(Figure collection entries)
·····

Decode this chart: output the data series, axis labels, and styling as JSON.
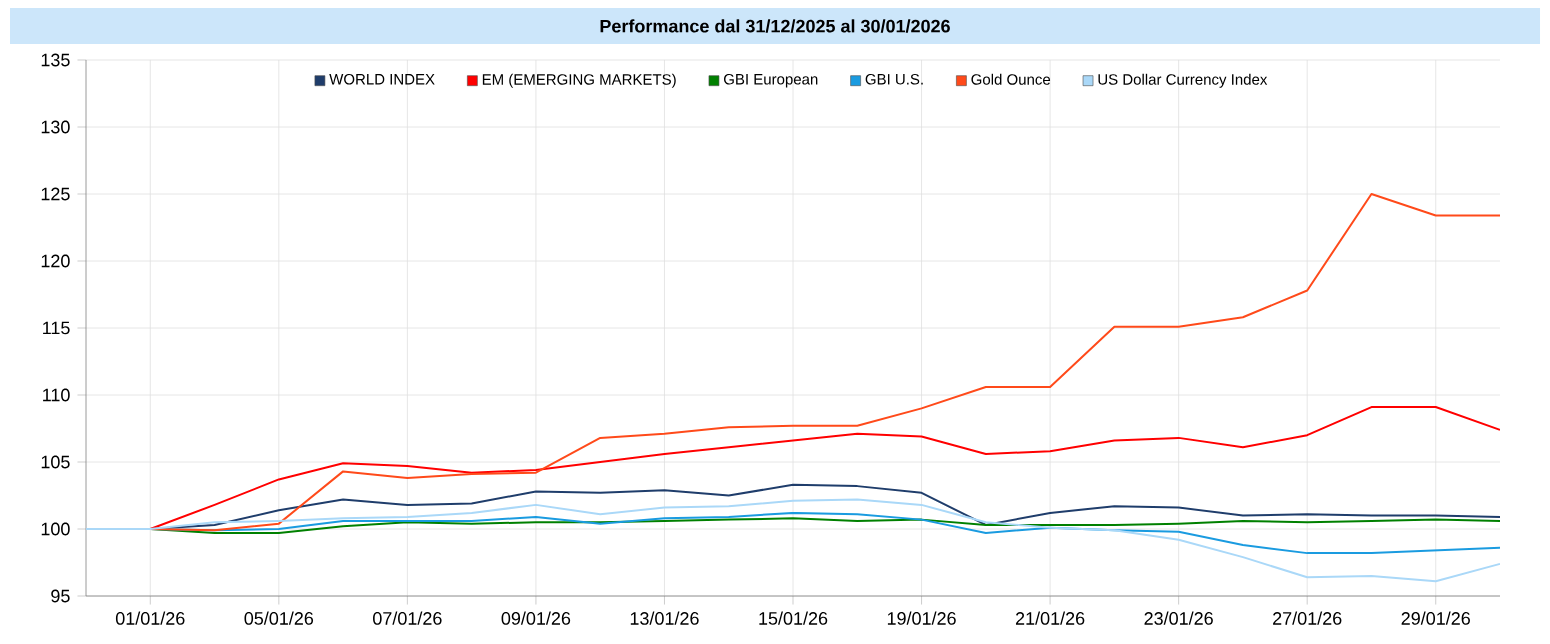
{
  "chart_data": {
    "type": "line",
    "title": "Performance dal 31/12/2025 al 30/01/2026",
    "categories": [
      null,
      "01/01/26",
      null,
      "05/01/26",
      null,
      "07/01/26",
      null,
      "09/01/26",
      null,
      "13/01/26",
      null,
      "15/01/26",
      null,
      "19/01/26",
      null,
      "21/01/26",
      null,
      "23/01/26",
      null,
      "27/01/26",
      null,
      "29/01/26",
      null
    ],
    "series": [
      {
        "name": "WORLD INDEX",
        "color": "#1f3d6b",
        "values": [
          100,
          100,
          100.3,
          101.4,
          102.2,
          101.8,
          101.9,
          102.8,
          102.7,
          102.9,
          102.5,
          103.3,
          103.2,
          102.7,
          100.3,
          101.2,
          101.7,
          101.6,
          101.0,
          101.1,
          101.0,
          101.0,
          100.9
        ]
      },
      {
        "name": "EM (EMERGING MARKETS)",
        "color": "#ff0000",
        "values": [
          100,
          100,
          101.8,
          103.7,
          104.9,
          104.7,
          104.2,
          104.4,
          105.0,
          105.6,
          106.1,
          106.6,
          107.1,
          106.9,
          105.6,
          105.8,
          106.6,
          106.8,
          106.1,
          107.0,
          109.1,
          109.1,
          107.4
        ]
      },
      {
        "name": "GBI European",
        "color": "#008000",
        "values": [
          100,
          100,
          99.7,
          99.7,
          100.2,
          100.5,
          100.4,
          100.5,
          100.5,
          100.6,
          100.7,
          100.8,
          100.6,
          100.7,
          100.3,
          100.3,
          100.3,
          100.4,
          100.6,
          100.5,
          100.6,
          100.7,
          100.6
        ]
      },
      {
        "name": "GBI U.S.",
        "color": "#1a9be0",
        "values": [
          100,
          100,
          99.9,
          100.0,
          100.6,
          100.6,
          100.6,
          100.9,
          100.4,
          100.8,
          100.9,
          101.2,
          101.1,
          100.7,
          99.7,
          100.1,
          99.9,
          99.8,
          98.8,
          98.2,
          98.2,
          98.4,
          98.6
        ]
      },
      {
        "name": "Gold Ounce",
        "color": "#ff4a1a",
        "values": [
          100,
          100,
          99.9,
          100.4,
          104.3,
          103.8,
          104.1,
          104.2,
          106.8,
          107.1,
          107.6,
          107.7,
          107.7,
          109.0,
          110.6,
          110.6,
          115.1,
          115.1,
          115.8,
          117.8,
          125.0,
          123.4,
          123.4
        ]
      },
      {
        "name": "US Dollar Currency Index",
        "color": "#aad8f8",
        "values": [
          100,
          100,
          100.5,
          100.6,
          100.8,
          100.9,
          101.2,
          101.8,
          101.1,
          101.6,
          101.7,
          102.1,
          102.2,
          101.8,
          100.5,
          100.1,
          99.9,
          99.2,
          97.9,
          96.4,
          96.5,
          96.1,
          97.4
        ]
      }
    ],
    "ylim": [
      95,
      135
    ],
    "yticks": [
      95,
      100,
      105,
      110,
      115,
      120,
      125,
      130,
      135
    ],
    "grid": true,
    "legend": "top",
    "marker": "none",
    "line_style": "solid"
  }
}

·····

Copy the listing over exactly, skipping the pictures it holds.

• **SOLUTION**
Decode this chart: output the data series, axis labels, and styling as JSON.
{
  "chart_data": {
    "type": "line",
    "title": "Performance dal 31/12/2025 al 30/01/2026",
    "categories": [
      null,
      "01/01/26",
      null,
      "05/01/26",
      null,
      "07/01/26",
      null,
      "09/01/26",
      null,
      "13/01/26",
      null,
      "15/01/26",
      null,
      "19/01/26",
      null,
      "21/01/26",
      null,
      "23/01/26",
      null,
      "27/01/26",
      null,
      "29/01/26",
      null
    ],
    "series": [
      {
        "name": "WORLD INDEX",
        "color": "#1f3d6b",
        "values": [
          100,
          100,
          100.3,
          101.4,
          102.2,
          101.8,
          101.9,
          102.8,
          102.7,
          102.9,
          102.5,
          103.3,
          103.2,
          102.7,
          100.3,
          101.2,
          101.7,
          101.6,
          101.0,
          101.1,
          101.0,
          101.0,
          100.9
        ]
      },
      {
        "name": "EM (EMERGING MARKETS)",
        "color": "#ff0000",
        "values": [
          100,
          100,
          101.8,
          103.7,
          104.9,
          104.7,
          104.2,
          104.4,
          105.0,
          105.6,
          106.1,
          106.6,
          107.1,
          106.9,
          105.6,
          105.8,
          106.6,
          106.8,
          106.1,
          107.0,
          109.1,
          109.1,
          107.4
        ]
      },
      {
        "name": "GBI European",
        "color": "#008000",
        "values": [
          100,
          100,
          99.7,
          99.7,
          100.2,
          100.5,
          100.4,
          100.5,
          100.5,
          100.6,
          100.7,
          100.8,
          100.6,
          100.7,
          100.3,
          100.3,
          100.3,
          100.4,
          100.6,
          100.5,
          100.6,
          100.7,
          100.6
        ]
      },
      {
        "name": "GBI U.S.",
        "color": "#1a9be0",
        "values": [
          100,
          100,
          99.9,
          100.0,
          100.6,
          100.6,
          100.6,
          100.9,
          100.4,
          100.8,
          100.9,
          101.2,
          101.1,
          100.7,
          99.7,
          100.1,
          99.9,
          99.8,
          98.8,
          98.2,
          98.2,
          98.4,
          98.6
        ]
      },
      {
        "name": "Gold Ounce",
        "color": "#ff4a1a",
        "values": [
          100,
          100,
          99.9,
          100.4,
          104.3,
          103.8,
          104.1,
          104.2,
          106.8,
          107.1,
          107.6,
          107.7,
          107.7,
          109.0,
          110.6,
          110.6,
          115.1,
          115.1,
          115.8,
          117.8,
          125.0,
          123.4,
          123.4
        ]
      },
      {
        "name": "US Dollar Currency Index",
        "color": "#aad8f8",
        "values": [
          100,
          100,
          100.5,
          100.6,
          100.8,
          100.9,
          101.2,
          101.8,
          101.1,
          101.6,
          101.7,
          102.1,
          102.2,
          101.8,
          100.5,
          100.1,
          99.9,
          99.2,
          97.9,
          96.4,
          96.5,
          96.1,
          97.4
        ]
      }
    ],
    "ylim": [
      95,
      135
    ],
    "yticks": [
      95,
      100,
      105,
      110,
      115,
      120,
      125,
      130,
      135
    ],
    "grid": true,
    "legend": "top",
    "marker": "none",
    "line_style": "solid"
  }
}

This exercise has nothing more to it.